→ What is asked
Every record below should be transcribed exactly. Omit the images.

[Records from a data collection]
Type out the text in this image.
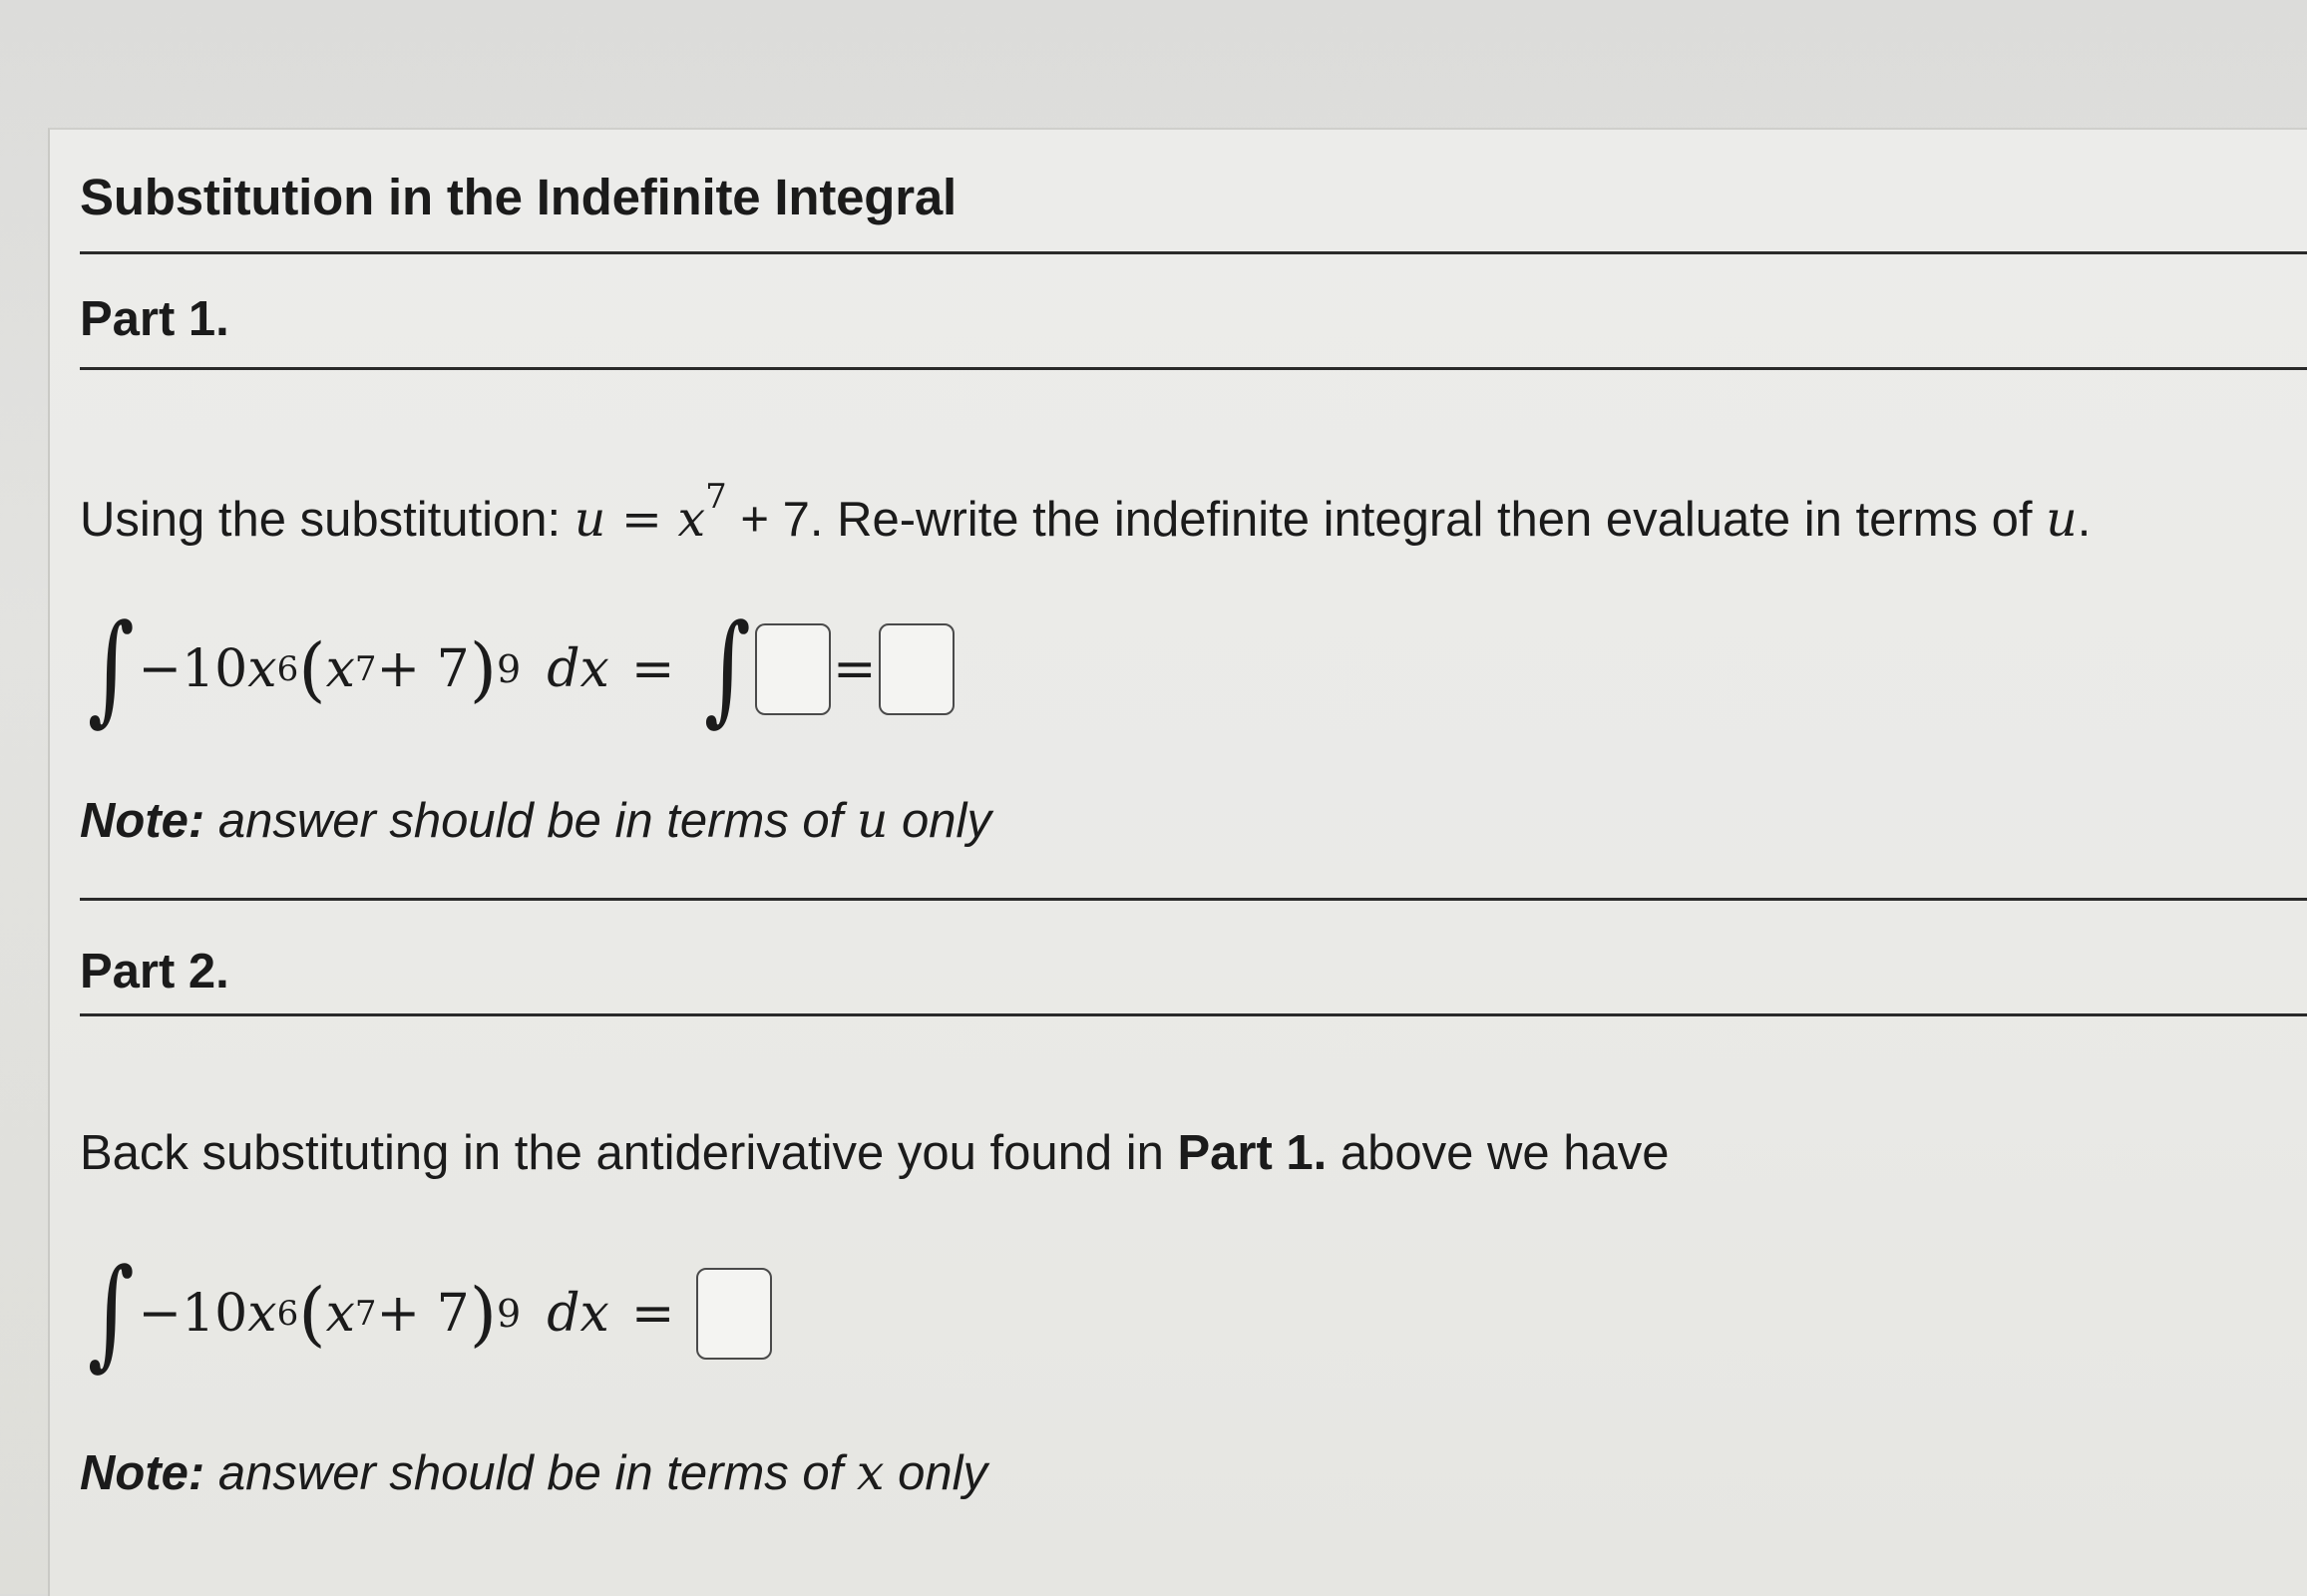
Substitution in the Indefinite Integral
Part 1.
Using the substitution: $u = x^7 + 7$. Re-write the indefinite integral then evaluate in terms of u.
∫ −10 x 6 ( x 7 + 7 ) 9 dx = ∫ =
Note: answer should be in terms of u only
Part 2.
Back substituting in the antiderivative you found in Part 1. above we have
∫ −10 x 6 ( x 7 + 7 ) 9 dx =
Note: answer should be in terms of x only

→ Answer
Type out the text in this image.
Substitution in the Indefinite Integral
Part 1.
Using the substitution: $u = x^7 + 7$. Re-write the indefinite integral then evaluate in terms of u.
∫ −10 x 6 ( x 7 + 7 ) 9 dx = ∫ =
Note: answer should be in terms of u only
Part 2.
Back substituting in the antiderivative you found in Part 1. above we have
∫ −10 x 6 ( x 7 + 7 ) 9 dx =
Note: answer should be in terms of x only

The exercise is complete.